Entries taken from a collection
☆ ☆ ☆

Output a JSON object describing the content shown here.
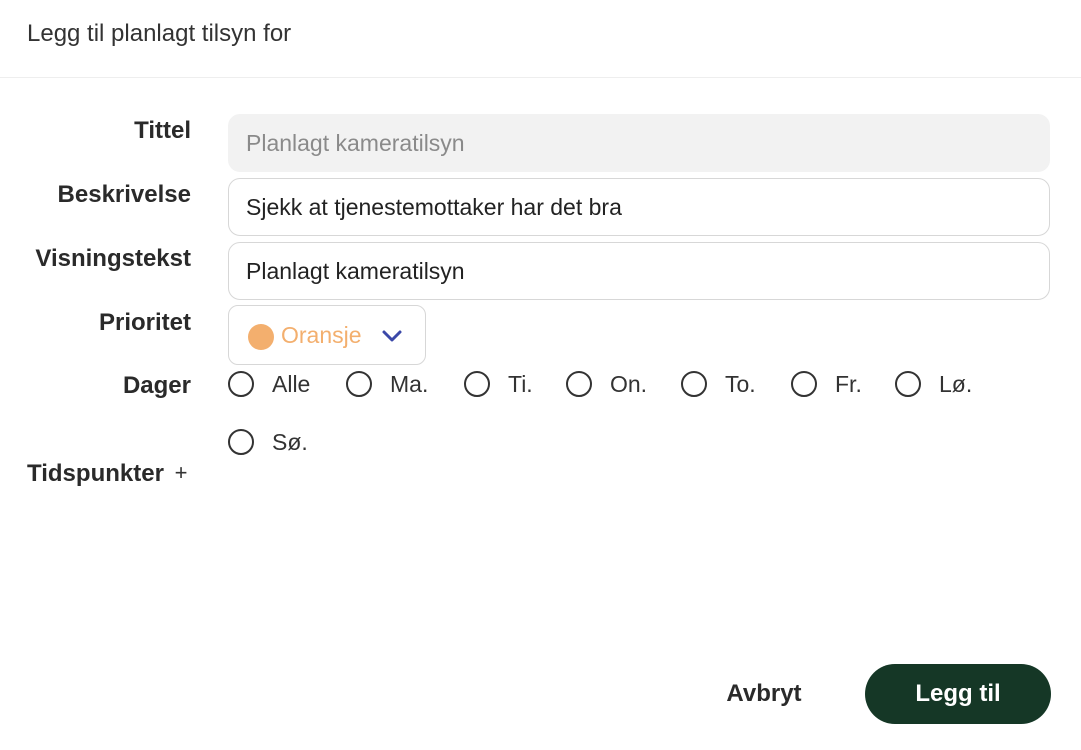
{
  "dialog": {
    "title": "Legg til planlagt tilsyn for"
  },
  "form": {
    "title": {
      "label": "Tittel",
      "value": "Planlagt kameratilsyn"
    },
    "description": {
      "label": "Beskrivelse",
      "value": "Sjekk at tjenestemottaker har det bra"
    },
    "display_text": {
      "label": "Visningstekst",
      "value": "Planlagt kameratilsyn"
    },
    "priority": {
      "label": "Prioritet",
      "value": "Oransje",
      "color": "#f3af6e",
      "chevron_color": "#3b48a8"
    },
    "days": {
      "label": "Dager",
      "options": [
        "Alle",
        "Ma.",
        "Ti.",
        "On.",
        "To.",
        "Fr.",
        "Lø.",
        "Sø."
      ]
    },
    "times": {
      "label": "Tidspunkter",
      "add_symbol": "+"
    }
  },
  "actions": {
    "cancel_label": "Avbryt",
    "submit_label": "Legg til",
    "submit_color": "#153726"
  }
}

☆ ☆ ☆

- _Problem description_
Where a line contains "value", copy that line.

- _Result for this task_
      "value": "Planlagt kameratilsyn"
      "value": "Sjekk at tjenestemottaker har det bra"
      "value": "Planlagt kameratilsyn"
      "value": "Oransje",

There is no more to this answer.